#### Task to carry out
The records below are made of lines; count those holding the word "Answer" and give the number only.

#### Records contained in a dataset
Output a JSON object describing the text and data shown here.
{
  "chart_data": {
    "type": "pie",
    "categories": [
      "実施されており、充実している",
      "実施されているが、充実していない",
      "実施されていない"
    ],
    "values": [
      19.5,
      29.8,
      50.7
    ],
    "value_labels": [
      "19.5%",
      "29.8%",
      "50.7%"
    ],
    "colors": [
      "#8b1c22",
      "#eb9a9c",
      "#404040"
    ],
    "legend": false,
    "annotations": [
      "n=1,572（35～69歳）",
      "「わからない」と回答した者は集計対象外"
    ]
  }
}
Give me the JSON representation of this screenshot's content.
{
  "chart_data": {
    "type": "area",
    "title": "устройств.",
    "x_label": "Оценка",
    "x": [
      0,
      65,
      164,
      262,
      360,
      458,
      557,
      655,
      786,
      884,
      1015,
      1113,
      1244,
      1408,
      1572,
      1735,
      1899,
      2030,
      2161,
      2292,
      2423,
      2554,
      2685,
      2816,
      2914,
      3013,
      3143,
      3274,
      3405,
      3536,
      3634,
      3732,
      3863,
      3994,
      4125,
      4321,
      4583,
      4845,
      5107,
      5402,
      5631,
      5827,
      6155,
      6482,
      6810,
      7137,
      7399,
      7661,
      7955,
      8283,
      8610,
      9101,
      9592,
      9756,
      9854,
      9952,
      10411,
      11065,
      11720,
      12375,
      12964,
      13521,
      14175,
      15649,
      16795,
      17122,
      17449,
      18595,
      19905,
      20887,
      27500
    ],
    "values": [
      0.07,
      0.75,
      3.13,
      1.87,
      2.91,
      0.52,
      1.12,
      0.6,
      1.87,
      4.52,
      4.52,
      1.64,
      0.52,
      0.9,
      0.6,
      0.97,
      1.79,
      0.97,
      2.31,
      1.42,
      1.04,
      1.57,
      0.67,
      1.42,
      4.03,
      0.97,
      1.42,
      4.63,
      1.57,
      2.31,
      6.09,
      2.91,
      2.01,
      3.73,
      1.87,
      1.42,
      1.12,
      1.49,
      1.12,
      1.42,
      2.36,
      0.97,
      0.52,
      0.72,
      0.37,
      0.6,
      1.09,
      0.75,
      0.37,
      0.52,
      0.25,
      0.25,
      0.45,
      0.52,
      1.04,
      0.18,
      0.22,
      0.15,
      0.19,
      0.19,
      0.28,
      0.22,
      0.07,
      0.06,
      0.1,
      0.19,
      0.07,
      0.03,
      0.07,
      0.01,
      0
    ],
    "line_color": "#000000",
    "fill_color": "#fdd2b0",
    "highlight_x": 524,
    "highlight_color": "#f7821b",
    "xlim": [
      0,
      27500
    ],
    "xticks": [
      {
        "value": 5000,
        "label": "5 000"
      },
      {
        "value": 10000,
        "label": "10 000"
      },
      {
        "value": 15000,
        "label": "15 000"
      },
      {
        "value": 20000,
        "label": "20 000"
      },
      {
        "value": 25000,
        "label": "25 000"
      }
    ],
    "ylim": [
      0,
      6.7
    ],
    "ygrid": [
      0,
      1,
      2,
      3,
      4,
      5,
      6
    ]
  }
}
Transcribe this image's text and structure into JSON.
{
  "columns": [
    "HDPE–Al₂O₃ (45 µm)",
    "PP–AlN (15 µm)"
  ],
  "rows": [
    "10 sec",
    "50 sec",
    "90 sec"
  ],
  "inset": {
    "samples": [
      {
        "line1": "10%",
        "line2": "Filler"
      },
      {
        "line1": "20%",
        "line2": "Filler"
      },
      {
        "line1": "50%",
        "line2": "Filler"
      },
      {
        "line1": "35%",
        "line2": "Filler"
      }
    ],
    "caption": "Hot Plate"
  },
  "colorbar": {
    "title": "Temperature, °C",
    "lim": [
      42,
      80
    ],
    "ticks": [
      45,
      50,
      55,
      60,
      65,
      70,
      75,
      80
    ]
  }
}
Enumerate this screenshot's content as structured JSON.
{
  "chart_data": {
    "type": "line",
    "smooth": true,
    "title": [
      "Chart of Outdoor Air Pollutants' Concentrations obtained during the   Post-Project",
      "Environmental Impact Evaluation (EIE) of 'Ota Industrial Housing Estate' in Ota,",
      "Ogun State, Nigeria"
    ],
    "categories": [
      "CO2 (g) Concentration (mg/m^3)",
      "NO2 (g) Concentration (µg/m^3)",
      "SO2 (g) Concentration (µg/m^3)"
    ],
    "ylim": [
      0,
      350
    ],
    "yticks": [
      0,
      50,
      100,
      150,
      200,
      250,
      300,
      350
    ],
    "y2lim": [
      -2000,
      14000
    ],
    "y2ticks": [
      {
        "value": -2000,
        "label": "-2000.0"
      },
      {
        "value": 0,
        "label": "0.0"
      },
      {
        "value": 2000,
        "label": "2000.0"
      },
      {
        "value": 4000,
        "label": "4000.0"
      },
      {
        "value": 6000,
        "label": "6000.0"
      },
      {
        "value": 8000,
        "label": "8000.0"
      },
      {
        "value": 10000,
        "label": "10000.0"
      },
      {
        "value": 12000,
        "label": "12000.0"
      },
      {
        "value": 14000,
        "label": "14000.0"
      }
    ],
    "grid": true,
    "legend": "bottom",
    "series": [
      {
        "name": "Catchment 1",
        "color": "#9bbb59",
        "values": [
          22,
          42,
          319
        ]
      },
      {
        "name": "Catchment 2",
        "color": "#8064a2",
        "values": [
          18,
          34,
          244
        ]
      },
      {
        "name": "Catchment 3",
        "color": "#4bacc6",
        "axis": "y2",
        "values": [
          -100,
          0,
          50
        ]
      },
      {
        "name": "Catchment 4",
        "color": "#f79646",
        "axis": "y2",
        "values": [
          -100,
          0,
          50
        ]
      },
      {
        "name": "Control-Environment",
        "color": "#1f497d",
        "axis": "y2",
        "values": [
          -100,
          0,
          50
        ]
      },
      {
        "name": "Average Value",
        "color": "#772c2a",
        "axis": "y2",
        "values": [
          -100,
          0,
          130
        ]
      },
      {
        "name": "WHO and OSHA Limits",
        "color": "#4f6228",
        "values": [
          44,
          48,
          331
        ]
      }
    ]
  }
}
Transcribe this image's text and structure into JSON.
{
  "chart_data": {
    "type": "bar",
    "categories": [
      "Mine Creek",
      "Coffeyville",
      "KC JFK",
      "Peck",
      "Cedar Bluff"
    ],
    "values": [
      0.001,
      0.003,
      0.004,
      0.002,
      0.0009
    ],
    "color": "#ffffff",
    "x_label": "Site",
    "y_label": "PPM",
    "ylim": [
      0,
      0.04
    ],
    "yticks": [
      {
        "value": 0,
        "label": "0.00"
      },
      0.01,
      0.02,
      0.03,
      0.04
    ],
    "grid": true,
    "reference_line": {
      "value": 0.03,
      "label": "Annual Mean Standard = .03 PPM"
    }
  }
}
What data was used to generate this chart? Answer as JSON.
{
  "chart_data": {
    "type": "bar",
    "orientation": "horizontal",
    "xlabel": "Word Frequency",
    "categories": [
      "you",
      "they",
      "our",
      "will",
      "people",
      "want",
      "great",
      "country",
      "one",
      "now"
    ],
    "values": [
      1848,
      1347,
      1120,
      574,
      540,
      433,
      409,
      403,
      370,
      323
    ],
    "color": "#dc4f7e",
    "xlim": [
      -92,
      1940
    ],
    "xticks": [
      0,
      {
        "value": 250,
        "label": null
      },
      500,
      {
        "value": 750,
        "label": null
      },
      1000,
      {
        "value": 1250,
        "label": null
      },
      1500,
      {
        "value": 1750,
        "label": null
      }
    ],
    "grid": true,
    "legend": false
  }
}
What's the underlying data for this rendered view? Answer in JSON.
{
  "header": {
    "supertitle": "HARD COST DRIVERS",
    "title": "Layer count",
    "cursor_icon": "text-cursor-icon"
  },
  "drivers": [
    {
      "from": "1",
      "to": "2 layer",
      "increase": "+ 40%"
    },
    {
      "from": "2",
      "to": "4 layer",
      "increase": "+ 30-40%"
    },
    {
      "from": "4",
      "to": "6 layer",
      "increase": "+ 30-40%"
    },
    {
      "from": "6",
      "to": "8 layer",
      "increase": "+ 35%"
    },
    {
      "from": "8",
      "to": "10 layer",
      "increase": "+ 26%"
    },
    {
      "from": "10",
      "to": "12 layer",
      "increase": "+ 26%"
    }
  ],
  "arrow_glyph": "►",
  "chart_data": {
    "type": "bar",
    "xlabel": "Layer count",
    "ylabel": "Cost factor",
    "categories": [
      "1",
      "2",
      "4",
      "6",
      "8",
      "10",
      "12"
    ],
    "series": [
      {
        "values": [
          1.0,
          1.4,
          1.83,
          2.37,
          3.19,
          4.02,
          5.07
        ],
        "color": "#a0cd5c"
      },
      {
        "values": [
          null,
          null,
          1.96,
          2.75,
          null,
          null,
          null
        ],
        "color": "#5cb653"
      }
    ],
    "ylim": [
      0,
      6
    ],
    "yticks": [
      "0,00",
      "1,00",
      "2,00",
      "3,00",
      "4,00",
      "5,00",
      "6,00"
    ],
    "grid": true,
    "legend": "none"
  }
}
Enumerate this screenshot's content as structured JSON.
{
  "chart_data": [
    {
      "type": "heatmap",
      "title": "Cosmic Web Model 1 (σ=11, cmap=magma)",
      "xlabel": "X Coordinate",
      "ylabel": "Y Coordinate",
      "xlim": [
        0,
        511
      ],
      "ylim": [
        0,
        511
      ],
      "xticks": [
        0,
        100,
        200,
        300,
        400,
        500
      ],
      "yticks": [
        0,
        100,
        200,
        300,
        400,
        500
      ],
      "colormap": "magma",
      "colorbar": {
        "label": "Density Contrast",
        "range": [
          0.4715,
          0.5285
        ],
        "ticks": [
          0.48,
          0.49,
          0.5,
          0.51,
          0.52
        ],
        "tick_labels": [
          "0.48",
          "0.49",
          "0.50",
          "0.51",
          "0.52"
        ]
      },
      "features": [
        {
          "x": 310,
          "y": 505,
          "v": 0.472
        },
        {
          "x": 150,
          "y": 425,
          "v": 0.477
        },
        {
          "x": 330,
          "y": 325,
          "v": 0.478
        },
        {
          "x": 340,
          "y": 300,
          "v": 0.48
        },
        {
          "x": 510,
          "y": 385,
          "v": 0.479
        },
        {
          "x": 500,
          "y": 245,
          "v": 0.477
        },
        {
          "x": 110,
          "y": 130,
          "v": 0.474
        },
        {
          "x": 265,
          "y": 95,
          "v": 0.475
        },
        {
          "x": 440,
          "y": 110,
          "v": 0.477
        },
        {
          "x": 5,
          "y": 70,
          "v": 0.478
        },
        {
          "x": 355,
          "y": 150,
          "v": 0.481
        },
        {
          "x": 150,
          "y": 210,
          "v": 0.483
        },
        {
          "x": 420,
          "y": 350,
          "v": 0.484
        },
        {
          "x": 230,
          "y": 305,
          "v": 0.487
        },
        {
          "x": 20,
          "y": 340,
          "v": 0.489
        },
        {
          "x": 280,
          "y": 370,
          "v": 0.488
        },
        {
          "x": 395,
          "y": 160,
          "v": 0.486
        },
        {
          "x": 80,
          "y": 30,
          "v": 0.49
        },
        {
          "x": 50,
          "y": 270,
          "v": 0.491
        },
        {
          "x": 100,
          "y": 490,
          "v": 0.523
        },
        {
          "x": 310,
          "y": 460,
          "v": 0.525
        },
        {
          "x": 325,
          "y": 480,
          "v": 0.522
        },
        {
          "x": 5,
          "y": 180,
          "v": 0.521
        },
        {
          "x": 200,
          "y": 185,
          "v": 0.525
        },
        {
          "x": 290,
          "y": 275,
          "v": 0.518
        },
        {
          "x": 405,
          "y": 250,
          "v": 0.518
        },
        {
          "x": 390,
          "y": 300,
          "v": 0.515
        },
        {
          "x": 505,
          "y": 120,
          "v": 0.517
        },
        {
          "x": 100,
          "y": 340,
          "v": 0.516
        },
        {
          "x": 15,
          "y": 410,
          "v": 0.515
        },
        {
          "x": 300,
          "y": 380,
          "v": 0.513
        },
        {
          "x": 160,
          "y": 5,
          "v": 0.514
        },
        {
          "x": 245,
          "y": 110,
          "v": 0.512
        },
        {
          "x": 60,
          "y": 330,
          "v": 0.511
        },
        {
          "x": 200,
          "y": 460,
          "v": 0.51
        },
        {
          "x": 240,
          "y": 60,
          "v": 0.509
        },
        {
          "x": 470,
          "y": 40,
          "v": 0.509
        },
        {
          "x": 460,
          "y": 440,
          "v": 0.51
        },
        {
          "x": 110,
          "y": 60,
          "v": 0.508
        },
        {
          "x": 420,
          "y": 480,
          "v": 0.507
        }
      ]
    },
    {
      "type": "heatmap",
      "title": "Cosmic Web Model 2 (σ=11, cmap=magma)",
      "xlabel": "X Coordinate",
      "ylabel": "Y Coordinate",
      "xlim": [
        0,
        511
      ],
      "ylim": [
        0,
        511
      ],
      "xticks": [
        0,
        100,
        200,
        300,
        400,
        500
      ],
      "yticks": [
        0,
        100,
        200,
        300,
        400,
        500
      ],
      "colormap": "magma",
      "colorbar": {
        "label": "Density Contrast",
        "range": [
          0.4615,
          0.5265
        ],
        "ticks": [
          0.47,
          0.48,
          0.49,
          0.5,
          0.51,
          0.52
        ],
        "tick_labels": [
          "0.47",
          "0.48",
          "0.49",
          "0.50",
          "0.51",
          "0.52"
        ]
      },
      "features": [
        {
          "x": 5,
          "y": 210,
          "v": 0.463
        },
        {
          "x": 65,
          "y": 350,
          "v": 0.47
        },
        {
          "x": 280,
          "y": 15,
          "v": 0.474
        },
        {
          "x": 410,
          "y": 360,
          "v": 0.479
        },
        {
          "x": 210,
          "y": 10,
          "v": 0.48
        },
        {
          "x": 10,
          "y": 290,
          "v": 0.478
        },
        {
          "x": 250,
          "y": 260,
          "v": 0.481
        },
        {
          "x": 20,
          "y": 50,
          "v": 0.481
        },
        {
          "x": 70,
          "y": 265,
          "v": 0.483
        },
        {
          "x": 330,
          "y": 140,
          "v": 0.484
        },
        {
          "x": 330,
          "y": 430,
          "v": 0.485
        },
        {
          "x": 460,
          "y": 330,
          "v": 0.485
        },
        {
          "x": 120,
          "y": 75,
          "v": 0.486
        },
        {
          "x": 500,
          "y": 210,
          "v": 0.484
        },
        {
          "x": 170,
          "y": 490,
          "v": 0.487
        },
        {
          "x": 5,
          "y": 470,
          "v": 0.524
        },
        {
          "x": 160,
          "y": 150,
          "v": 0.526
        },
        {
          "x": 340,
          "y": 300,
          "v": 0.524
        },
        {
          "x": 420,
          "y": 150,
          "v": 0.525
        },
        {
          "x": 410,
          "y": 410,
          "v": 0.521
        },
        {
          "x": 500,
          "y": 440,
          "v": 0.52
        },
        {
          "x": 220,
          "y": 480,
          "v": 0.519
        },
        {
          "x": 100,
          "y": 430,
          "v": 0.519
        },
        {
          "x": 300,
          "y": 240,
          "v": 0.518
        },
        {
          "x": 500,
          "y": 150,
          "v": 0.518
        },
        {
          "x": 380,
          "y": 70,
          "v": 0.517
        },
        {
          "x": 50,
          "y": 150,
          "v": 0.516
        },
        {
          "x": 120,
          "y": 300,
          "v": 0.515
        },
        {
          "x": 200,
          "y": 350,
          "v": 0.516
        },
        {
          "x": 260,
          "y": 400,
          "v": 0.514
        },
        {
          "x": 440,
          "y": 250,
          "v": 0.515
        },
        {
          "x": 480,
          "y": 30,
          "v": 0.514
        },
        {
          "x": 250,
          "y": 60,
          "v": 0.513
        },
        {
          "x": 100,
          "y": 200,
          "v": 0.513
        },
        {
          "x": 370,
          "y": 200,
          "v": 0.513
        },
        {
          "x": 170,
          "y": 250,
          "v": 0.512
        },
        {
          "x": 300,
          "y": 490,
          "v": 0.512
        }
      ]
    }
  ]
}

#### Exercise solution
2